* Begin *

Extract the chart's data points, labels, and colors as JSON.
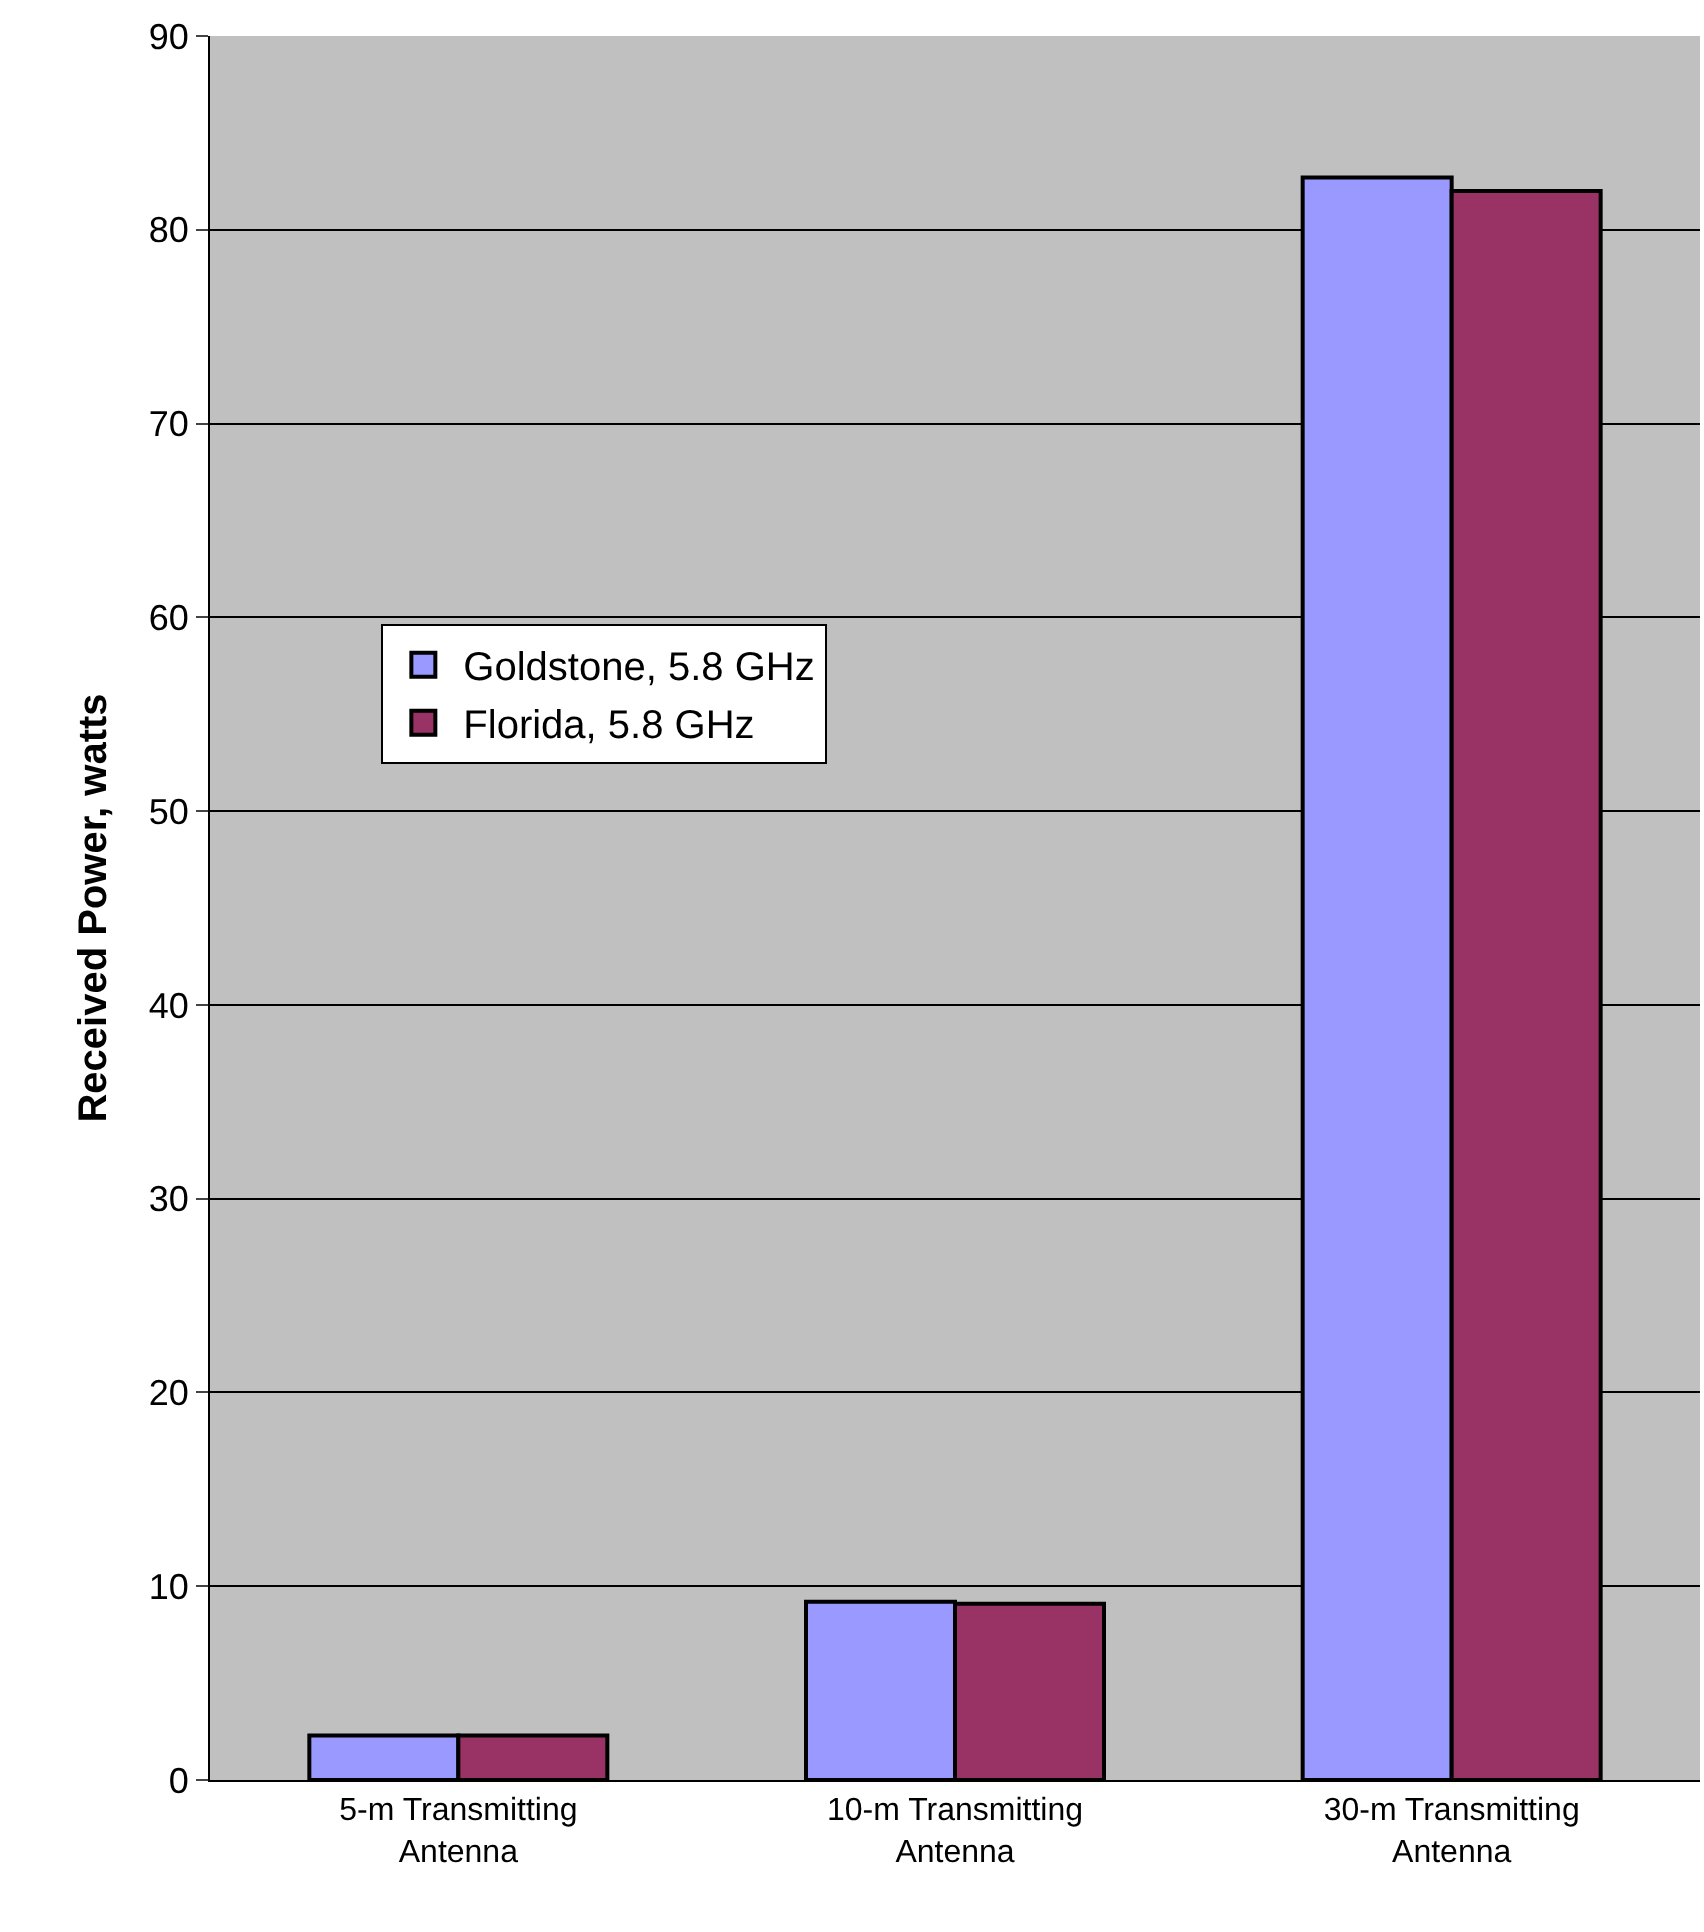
{
  "chart_data": {
    "type": "bar",
    "ylabel": "Received Power, watts",
    "categories": [
      "5-m Transmitting Antenna",
      "10-m Transmitting Antenna",
      "30-m Transmitting Antenna"
    ],
    "series": [
      {
        "name": "Goldstone, 5.8 GHz",
        "color": "#9999ff",
        "values": [
          2.3,
          9.2,
          82.7
        ]
      },
      {
        "name": "Florida, 5.8 GHz",
        "color": "#993366",
        "values": [
          2.3,
          9.1,
          82.0
        ]
      }
    ],
    "ylim": [
      0,
      90
    ],
    "yticks": [
      0,
      10,
      20,
      30,
      40,
      50,
      60,
      70,
      80,
      90
    ],
    "grid": "y",
    "legend": "center left"
  }
}
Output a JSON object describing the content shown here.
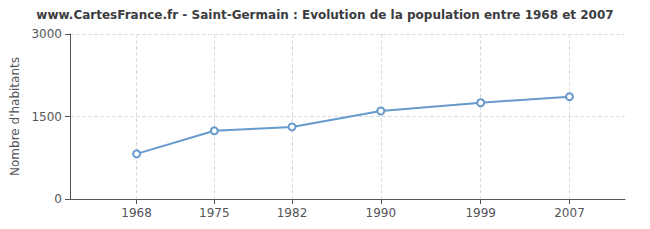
{
  "chart_data": {
    "type": "line",
    "title": "www.CartesFrance.fr - Saint-Germain : Evolution de la population entre 1968 et 2007",
    "ylabel": "Nombre d'habitants",
    "x": [
      1968,
      1975,
      1982,
      1990,
      1999,
      2007
    ],
    "values": [
      820,
      1240,
      1310,
      1600,
      1750,
      1860
    ],
    "xlim": [
      1962,
      2012
    ],
    "xticks": [
      1968,
      1975,
      1982,
      1990,
      1999,
      2007
    ],
    "ylim": [
      0,
      3000
    ],
    "yticks": [
      0,
      1500,
      3000
    ],
    "color": "#6699cc",
    "marker": "circle",
    "grid": true
  }
}
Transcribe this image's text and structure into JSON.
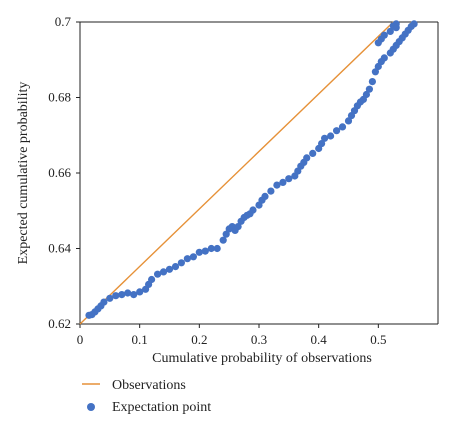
{
  "chart_data": {
    "type": "scatter",
    "title": "",
    "xlabel": "Cumulative probability of observations",
    "ylabel": "Expected cumulative probability",
    "xlim": [
      0,
      0.6
    ],
    "ylim": [
      0.62,
      0.7
    ],
    "x_ticks": [
      0,
      0.1,
      0.2,
      0.3,
      0.4,
      0.5
    ],
    "x_tick_labels": [
      "0",
      "0.1",
      "0.2",
      "0.3",
      "0.4",
      "0.5"
    ],
    "y_ticks": [
      0.62,
      0.64,
      0.66,
      0.68,
      0.7
    ],
    "y_tick_labels": [
      "0.62",
      "0.64",
      "0.66",
      "0.68",
      "0.7"
    ],
    "grid": false,
    "legend_position": "bottom-left",
    "series": [
      {
        "name": "Observations",
        "kind": "line",
        "color": "#E69138",
        "points": [
          [
            0.0,
            0.62
          ],
          [
            0.525,
            0.7
          ]
        ]
      },
      {
        "name": "Expectation point",
        "kind": "scatter",
        "color": "#4472C4",
        "points": [
          [
            0.015,
            0.6223
          ],
          [
            0.02,
            0.6225
          ],
          [
            0.025,
            0.6232
          ],
          [
            0.03,
            0.624
          ],
          [
            0.035,
            0.6248
          ],
          [
            0.04,
            0.6258
          ],
          [
            0.05,
            0.6268
          ],
          [
            0.06,
            0.6275
          ],
          [
            0.07,
            0.6278
          ],
          [
            0.08,
            0.6282
          ],
          [
            0.09,
            0.6278
          ],
          [
            0.1,
            0.6285
          ],
          [
            0.11,
            0.6292
          ],
          [
            0.115,
            0.6305
          ],
          [
            0.12,
            0.6318
          ],
          [
            0.13,
            0.6332
          ],
          [
            0.14,
            0.6338
          ],
          [
            0.15,
            0.6345
          ],
          [
            0.16,
            0.6352
          ],
          [
            0.17,
            0.6362
          ],
          [
            0.18,
            0.6373
          ],
          [
            0.19,
            0.6378
          ],
          [
            0.2,
            0.639
          ],
          [
            0.21,
            0.6393
          ],
          [
            0.22,
            0.64
          ],
          [
            0.23,
            0.64
          ],
          [
            0.24,
            0.6422
          ],
          [
            0.245,
            0.6438
          ],
          [
            0.25,
            0.6452
          ],
          [
            0.255,
            0.6458
          ],
          [
            0.26,
            0.6448
          ],
          [
            0.265,
            0.6458
          ],
          [
            0.27,
            0.6472
          ],
          [
            0.275,
            0.6482
          ],
          [
            0.28,
            0.6488
          ],
          [
            0.285,
            0.6492
          ],
          [
            0.29,
            0.6502
          ],
          [
            0.3,
            0.6515
          ],
          [
            0.305,
            0.6528
          ],
          [
            0.31,
            0.6538
          ],
          [
            0.32,
            0.6552
          ],
          [
            0.33,
            0.6568
          ],
          [
            0.34,
            0.6575
          ],
          [
            0.35,
            0.6585
          ],
          [
            0.36,
            0.6592
          ],
          [
            0.365,
            0.6605
          ],
          [
            0.37,
            0.6618
          ],
          [
            0.375,
            0.6628
          ],
          [
            0.38,
            0.664
          ],
          [
            0.39,
            0.6652
          ],
          [
            0.4,
            0.6665
          ],
          [
            0.405,
            0.6678
          ],
          [
            0.41,
            0.6692
          ],
          [
            0.42,
            0.6698
          ],
          [
            0.43,
            0.6712
          ],
          [
            0.44,
            0.6722
          ],
          [
            0.45,
            0.6738
          ],
          [
            0.455,
            0.6752
          ],
          [
            0.46,
            0.6765
          ],
          [
            0.465,
            0.6778
          ],
          [
            0.47,
            0.6788
          ],
          [
            0.475,
            0.6795
          ],
          [
            0.48,
            0.6808
          ],
          [
            0.485,
            0.6822
          ],
          [
            0.49,
            0.6842
          ],
          [
            0.495,
            0.6868
          ],
          [
            0.5,
            0.6882
          ],
          [
            0.505,
            0.6895
          ],
          [
            0.51,
            0.6905
          ],
          [
            0.52,
            0.6918
          ],
          [
            0.525,
            0.6928
          ],
          [
            0.53,
            0.6938
          ],
          [
            0.535,
            0.6948
          ],
          [
            0.54,
            0.6958
          ],
          [
            0.545,
            0.6968
          ],
          [
            0.55,
            0.6978
          ],
          [
            0.555,
            0.6988
          ],
          [
            0.56,
            0.6995
          ],
          [
            0.5,
            0.6945
          ],
          [
            0.505,
            0.6955
          ],
          [
            0.51,
            0.6965
          ],
          [
            0.52,
            0.6975
          ],
          [
            0.53,
            0.6985
          ],
          [
            0.525,
            0.699
          ],
          [
            0.53,
            0.6995
          ]
        ]
      }
    ]
  }
}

* End *

* [Prompt]: Give back every line exactly as it stands, pictures excluded.

* [Written response]:
Extract the chart's data points, labels, and colors as JSON.
{
  "chart_data": {
    "type": "bar",
    "ylabel": "Received Power, watts",
    "categories": [
      "5-m Transmitting Antenna",
      "10-m Transmitting Antenna",
      "30-m Transmitting Antenna"
    ],
    "series": [
      {
        "name": "Goldstone, 5.8 GHz",
        "color": "#9999ff",
        "values": [
          2.3,
          9.2,
          82.7
        ]
      },
      {
        "name": "Florida, 5.8 GHz",
        "color": "#993366",
        "values": [
          2.3,
          9.1,
          82.0
        ]
      }
    ],
    "ylim": [
      0,
      90
    ],
    "yticks": [
      0,
      10,
      20,
      30,
      40,
      50,
      60,
      70,
      80,
      90
    ],
    "grid": "y",
    "legend": "center left"
  }
}
Output a JSON object describing the content shown here.
{
  "chart_data": {
    "type": "line",
    "title": "www.CartesFrance.fr - Saint-Germain : Evolution de la population entre 1968 et 2007",
    "ylabel": "Nombre d'habitants",
    "x": [
      1968,
      1975,
      1982,
      1990,
      1999,
      2007
    ],
    "values": [
      820,
      1240,
      1310,
      1600,
      1750,
      1860
    ],
    "xlim": [
      1962,
      2012
    ],
    "xticks": [
      1968,
      1975,
      1982,
      1990,
      1999,
      2007
    ],
    "ylim": [
      0,
      3000
    ],
    "yticks": [
      0,
      1500,
      3000
    ],
    "color": "#6699cc",
    "marker": "circle",
    "grid": true
  }
}
Transcribe this image's text and structure into JSON.
{
  "chart_data": {
    "type": "scatter",
    "title": "",
    "xlabel": "Cumulative probability of observations",
    "ylabel": "Expected cumulative probability",
    "xlim": [
      0,
      0.6
    ],
    "ylim": [
      0.62,
      0.7
    ],
    "x_ticks": [
      0,
      0.1,
      0.2,
      0.3,
      0.4,
      0.5
    ],
    "x_tick_labels": [
      "0",
      "0.1",
      "0.2",
      "0.3",
      "0.4",
      "0.5"
    ],
    "y_ticks": [
      0.62,
      0.64,
      0.66,
      0.68,
      0.7
    ],
    "y_tick_labels": [
      "0.62",
      "0.64",
      "0.66",
      "0.68",
      "0.7"
    ],
    "grid": false,
    "legend_position": "bottom-left",
    "series": [
      {
        "name": "Observations",
        "kind": "line",
        "color": "#E69138",
        "points": [
          [
            0.0,
            0.62
          ],
          [
            0.525,
            0.7
          ]
        ]
      },
      {
        "name": "Expectation point",
        "kind": "scatter",
        "color": "#4472C4",
        "points": [
          [
            0.015,
            0.6223
          ],
          [
            0.02,
            0.6225
          ],
          [
            0.025,
            0.6232
          ],
          [
            0.03,
            0.624
          ],
          [
            0.035,
            0.6248
          ],
          [
            0.04,
            0.6258
          ],
          [
            0.05,
            0.6268
          ],
          [
            0.06,
            0.6275
          ],
          [
            0.07,
            0.6278
          ],
          [
            0.08,
            0.6282
          ],
          [
            0.09,
            0.6278
          ],
          [
            0.1,
            0.6285
          ],
          [
            0.11,
            0.6292
          ],
          [
            0.115,
            0.6305
          ],
          [
            0.12,
            0.6318
          ],
          [
            0.13,
            0.6332
          ],
          [
            0.14,
            0.6338
          ],
          [
            0.15,
            0.6345
          ],
          [
            0.16,
            0.6352
          ],
          [
            0.17,
            0.6362
          ],
          [
            0.18,
            0.6373
          ],
          [
            0.19,
            0.6378
          ],
          [
            0.2,
            0.639
          ],
          [
            0.21,
            0.6393
          ],
          [
            0.22,
            0.64
          ],
          [
            0.23,
            0.64
          ],
          [
            0.24,
            0.6422
          ],
          [
            0.245,
            0.6438
          ],
          [
            0.25,
            0.6452
          ],
          [
            0.255,
            0.6458
          ],
          [
            0.26,
            0.6448
          ],
          [
            0.265,
            0.6458
          ],
          [
            0.27,
            0.6472
          ],
          [
            0.275,
            0.6482
          ],
          [
            0.28,
            0.6488
          ],
          [
            0.285,
            0.6492
          ],
          [
            0.29,
            0.6502
          ],
          [
            0.3,
            0.6515
          ],
          [
            0.305,
            0.6528
          ],
          [
            0.31,
            0.6538
          ],
          [
            0.32,
            0.6552
          ],
          [
            0.33,
            0.6568
          ],
          [
            0.34,
            0.6575
          ],
          [
            0.35,
            0.6585
          ],
          [
            0.36,
            0.6592
          ],
          [
            0.365,
            0.6605
          ],
          [
            0.37,
            0.6618
          ],
          [
            0.375,
            0.6628
          ],
          [
            0.38,
            0.664
          ],
          [
            0.39,
            0.6652
          ],
          [
            0.4,
            0.6665
          ],
          [
            0.405,
            0.6678
          ],
          [
            0.41,
            0.6692
          ],
          [
            0.42,
            0.6698
          ],
          [
            0.43,
            0.6712
          ],
          [
            0.44,
            0.6722
          ],
          [
            0.45,
            0.6738
          ],
          [
            0.455,
            0.6752
          ],
          [
            0.46,
            0.6765
          ],
          [
            0.465,
            0.6778
          ],
          [
            0.47,
            0.6788
          ],
          [
            0.475,
            0.6795
          ],
          [
            0.48,
            0.6808
          ],
          [
            0.485,
            0.6822
          ],
          [
            0.49,
            0.6842
          ],
          [
            0.495,
            0.6868
          ],
          [
            0.5,
            0.6882
          ],
          [
            0.505,
            0.6895
          ],
          [
            0.51,
            0.6905
          ],
          [
            0.52,
            0.6918
          ],
          [
            0.525,
            0.6928
          ],
          [
            0.53,
            0.6938
          ],
          [
            0.535,
            0.6948
          ],
          [
            0.54,
            0.6958
          ],
          [
            0.545,
            0.6968
          ],
          [
            0.55,
            0.6978
          ],
          [
            0.555,
            0.6988
          ],
          [
            0.56,
            0.6995
          ],
          [
            0.5,
            0.6945
          ],
          [
            0.505,
            0.6955
          ],
          [
            0.51,
            0.6965
          ],
          [
            0.52,
            0.6975
          ],
          [
            0.53,
            0.6985
          ],
          [
            0.525,
            0.699
          ],
          [
            0.53,
            0.6995
          ]
        ]
      }
    ]
  }
}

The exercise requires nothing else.